Write out the rows from the line containing "Segment this screenshot: for" through the line containing "row-label: 35-54 years", inclusive, with no changes.
★ ★ ★ ★
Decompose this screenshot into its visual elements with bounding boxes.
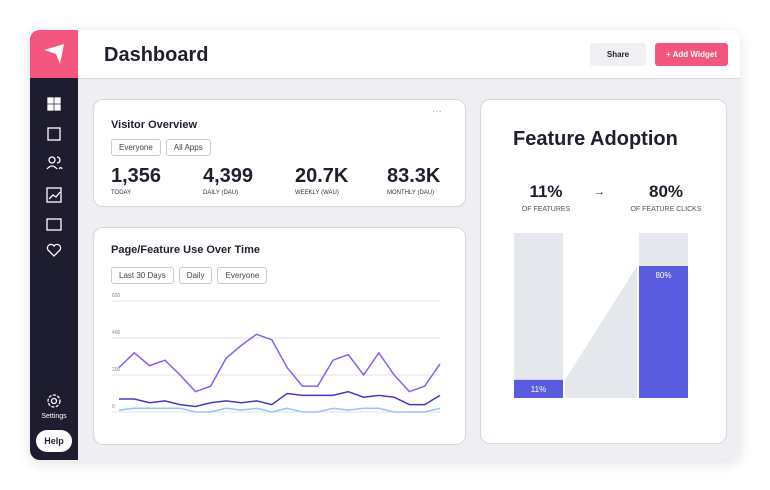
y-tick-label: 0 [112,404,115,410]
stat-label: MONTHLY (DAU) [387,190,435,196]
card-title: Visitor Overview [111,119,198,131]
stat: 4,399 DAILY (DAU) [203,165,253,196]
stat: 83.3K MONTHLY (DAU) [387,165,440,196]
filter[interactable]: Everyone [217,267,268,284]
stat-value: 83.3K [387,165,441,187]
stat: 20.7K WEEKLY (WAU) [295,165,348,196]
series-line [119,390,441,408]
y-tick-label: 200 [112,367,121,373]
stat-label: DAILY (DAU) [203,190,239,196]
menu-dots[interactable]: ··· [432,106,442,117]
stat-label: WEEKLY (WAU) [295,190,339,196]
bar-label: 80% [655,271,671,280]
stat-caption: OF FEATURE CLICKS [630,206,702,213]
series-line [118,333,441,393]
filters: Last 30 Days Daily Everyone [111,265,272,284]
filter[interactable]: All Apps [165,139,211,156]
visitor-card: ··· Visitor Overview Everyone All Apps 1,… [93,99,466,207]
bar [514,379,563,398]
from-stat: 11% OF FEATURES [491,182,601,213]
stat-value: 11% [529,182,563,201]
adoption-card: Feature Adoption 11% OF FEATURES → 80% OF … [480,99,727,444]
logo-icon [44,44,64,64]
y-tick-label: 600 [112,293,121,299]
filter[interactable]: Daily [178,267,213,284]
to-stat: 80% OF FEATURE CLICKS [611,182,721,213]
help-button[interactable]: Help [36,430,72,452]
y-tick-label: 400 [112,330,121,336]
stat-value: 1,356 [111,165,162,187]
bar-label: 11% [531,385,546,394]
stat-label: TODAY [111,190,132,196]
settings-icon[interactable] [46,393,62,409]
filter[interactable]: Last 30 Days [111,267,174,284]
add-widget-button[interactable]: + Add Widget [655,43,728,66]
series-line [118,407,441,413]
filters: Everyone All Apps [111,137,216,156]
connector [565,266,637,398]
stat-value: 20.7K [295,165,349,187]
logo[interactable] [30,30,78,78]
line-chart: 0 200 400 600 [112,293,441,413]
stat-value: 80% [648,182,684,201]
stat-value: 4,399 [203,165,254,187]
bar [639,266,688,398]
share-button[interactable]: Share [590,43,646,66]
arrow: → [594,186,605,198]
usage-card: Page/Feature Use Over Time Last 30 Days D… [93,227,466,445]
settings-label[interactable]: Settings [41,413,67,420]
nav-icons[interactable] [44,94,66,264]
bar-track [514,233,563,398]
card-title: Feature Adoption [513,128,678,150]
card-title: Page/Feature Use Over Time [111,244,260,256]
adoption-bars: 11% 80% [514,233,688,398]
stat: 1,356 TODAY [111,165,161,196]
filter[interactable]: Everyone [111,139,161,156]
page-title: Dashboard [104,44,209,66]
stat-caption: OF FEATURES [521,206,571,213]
★ ★ ★ ★
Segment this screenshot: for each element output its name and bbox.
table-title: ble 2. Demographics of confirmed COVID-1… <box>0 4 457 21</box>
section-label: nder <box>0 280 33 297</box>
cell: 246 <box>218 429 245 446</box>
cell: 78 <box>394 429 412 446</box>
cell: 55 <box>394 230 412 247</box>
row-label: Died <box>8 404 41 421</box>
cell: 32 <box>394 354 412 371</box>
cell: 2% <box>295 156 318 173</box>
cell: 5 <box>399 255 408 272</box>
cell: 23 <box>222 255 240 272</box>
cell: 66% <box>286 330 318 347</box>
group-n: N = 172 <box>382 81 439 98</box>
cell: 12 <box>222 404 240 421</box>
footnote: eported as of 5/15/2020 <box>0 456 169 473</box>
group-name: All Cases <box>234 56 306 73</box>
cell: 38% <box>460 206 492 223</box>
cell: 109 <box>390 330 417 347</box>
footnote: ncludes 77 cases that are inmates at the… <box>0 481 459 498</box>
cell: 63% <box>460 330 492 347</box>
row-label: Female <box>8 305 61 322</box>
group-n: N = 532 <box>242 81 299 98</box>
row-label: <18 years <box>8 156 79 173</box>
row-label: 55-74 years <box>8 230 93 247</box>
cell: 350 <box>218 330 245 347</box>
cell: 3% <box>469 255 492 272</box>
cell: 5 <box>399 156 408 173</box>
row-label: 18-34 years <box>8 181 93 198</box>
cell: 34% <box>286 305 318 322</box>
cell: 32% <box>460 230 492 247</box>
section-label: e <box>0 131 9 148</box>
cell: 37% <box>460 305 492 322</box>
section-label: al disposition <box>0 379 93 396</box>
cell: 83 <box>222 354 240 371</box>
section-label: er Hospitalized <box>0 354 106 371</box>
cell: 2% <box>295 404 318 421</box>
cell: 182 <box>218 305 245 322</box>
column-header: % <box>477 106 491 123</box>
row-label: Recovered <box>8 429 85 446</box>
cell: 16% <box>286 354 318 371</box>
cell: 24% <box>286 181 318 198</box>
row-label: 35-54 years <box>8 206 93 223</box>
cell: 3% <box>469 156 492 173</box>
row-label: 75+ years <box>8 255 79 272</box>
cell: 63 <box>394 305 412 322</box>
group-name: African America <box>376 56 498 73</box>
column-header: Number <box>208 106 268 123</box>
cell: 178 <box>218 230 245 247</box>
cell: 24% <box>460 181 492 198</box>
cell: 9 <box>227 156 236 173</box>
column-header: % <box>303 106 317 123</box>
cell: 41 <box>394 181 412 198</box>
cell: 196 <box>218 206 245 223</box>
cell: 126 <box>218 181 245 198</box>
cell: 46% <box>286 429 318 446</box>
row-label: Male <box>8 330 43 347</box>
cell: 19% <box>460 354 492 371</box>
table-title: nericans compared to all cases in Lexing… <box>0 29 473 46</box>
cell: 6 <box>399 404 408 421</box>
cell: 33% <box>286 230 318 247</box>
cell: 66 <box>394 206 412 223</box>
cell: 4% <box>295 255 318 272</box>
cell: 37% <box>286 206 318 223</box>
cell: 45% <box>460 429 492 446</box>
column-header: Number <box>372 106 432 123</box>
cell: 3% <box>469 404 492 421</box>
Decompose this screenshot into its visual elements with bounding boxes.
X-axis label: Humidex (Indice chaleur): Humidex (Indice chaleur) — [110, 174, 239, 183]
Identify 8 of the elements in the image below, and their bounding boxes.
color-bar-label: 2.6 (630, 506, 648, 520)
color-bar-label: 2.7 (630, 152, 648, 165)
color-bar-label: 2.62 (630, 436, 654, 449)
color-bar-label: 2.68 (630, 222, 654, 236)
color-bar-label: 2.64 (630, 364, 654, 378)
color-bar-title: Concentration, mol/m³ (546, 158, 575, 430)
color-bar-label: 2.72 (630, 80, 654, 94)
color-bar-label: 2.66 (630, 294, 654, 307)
★ ★ ★ ★
__Solution to the exercise__:
Segment this screenshot: for each element output its name and bbox.
table-title: ble 2. Demographics of confirmed COVID-1… <box>0 4 457 21</box>
section-label: nder <box>0 280 33 297</box>
cell: 246 <box>218 429 245 446</box>
cell: 78 <box>394 429 412 446</box>
cell: 55 <box>394 230 412 247</box>
row-label: Died <box>8 404 41 421</box>
cell: 32 <box>394 354 412 371</box>
cell: 2% <box>295 156 318 173</box>
cell: 5 <box>399 255 408 272</box>
cell: 23 <box>222 255 240 272</box>
cell: 66% <box>286 330 318 347</box>
group-n: N = 172 <box>382 81 439 98</box>
cell: 12 <box>222 404 240 421</box>
footnote: eported as of 5/15/2020 <box>0 456 169 473</box>
group-name: All Cases <box>234 56 306 73</box>
cell: 38% <box>460 206 492 223</box>
cell: 109 <box>390 330 417 347</box>
footnote: ncludes 77 cases that are inmates at the… <box>0 481 459 498</box>
cell: 63% <box>460 330 492 347</box>
row-label: Female <box>8 305 61 322</box>
group-n: N = 532 <box>242 81 299 98</box>
row-label: <18 years <box>8 156 79 173</box>
row-label: 55-74 years <box>8 230 93 247</box>
cell: 350 <box>218 330 245 347</box>
cell: 3% <box>469 255 492 272</box>
cell: 5 <box>399 156 408 173</box>
row-label: 18-34 years <box>8 181 93 198</box>
cell: 34% <box>286 305 318 322</box>
cell: 32% <box>460 230 492 247</box>
section-label: e <box>0 131 9 148</box>
cell: 37% <box>460 305 492 322</box>
section-label: al disposition <box>0 379 93 396</box>
cell: 83 <box>222 354 240 371</box>
section-label: er Hospitalized <box>0 354 106 371</box>
cell: 2% <box>295 404 318 421</box>
cell: 182 <box>218 305 245 322</box>
column-header: % <box>477 106 491 123</box>
row-label: Recovered <box>8 429 85 446</box>
cell: 16% <box>286 354 318 371</box>
cell: 24% <box>286 181 318 198</box>
row-label: 35-54 years <box>8 206 93 223</box>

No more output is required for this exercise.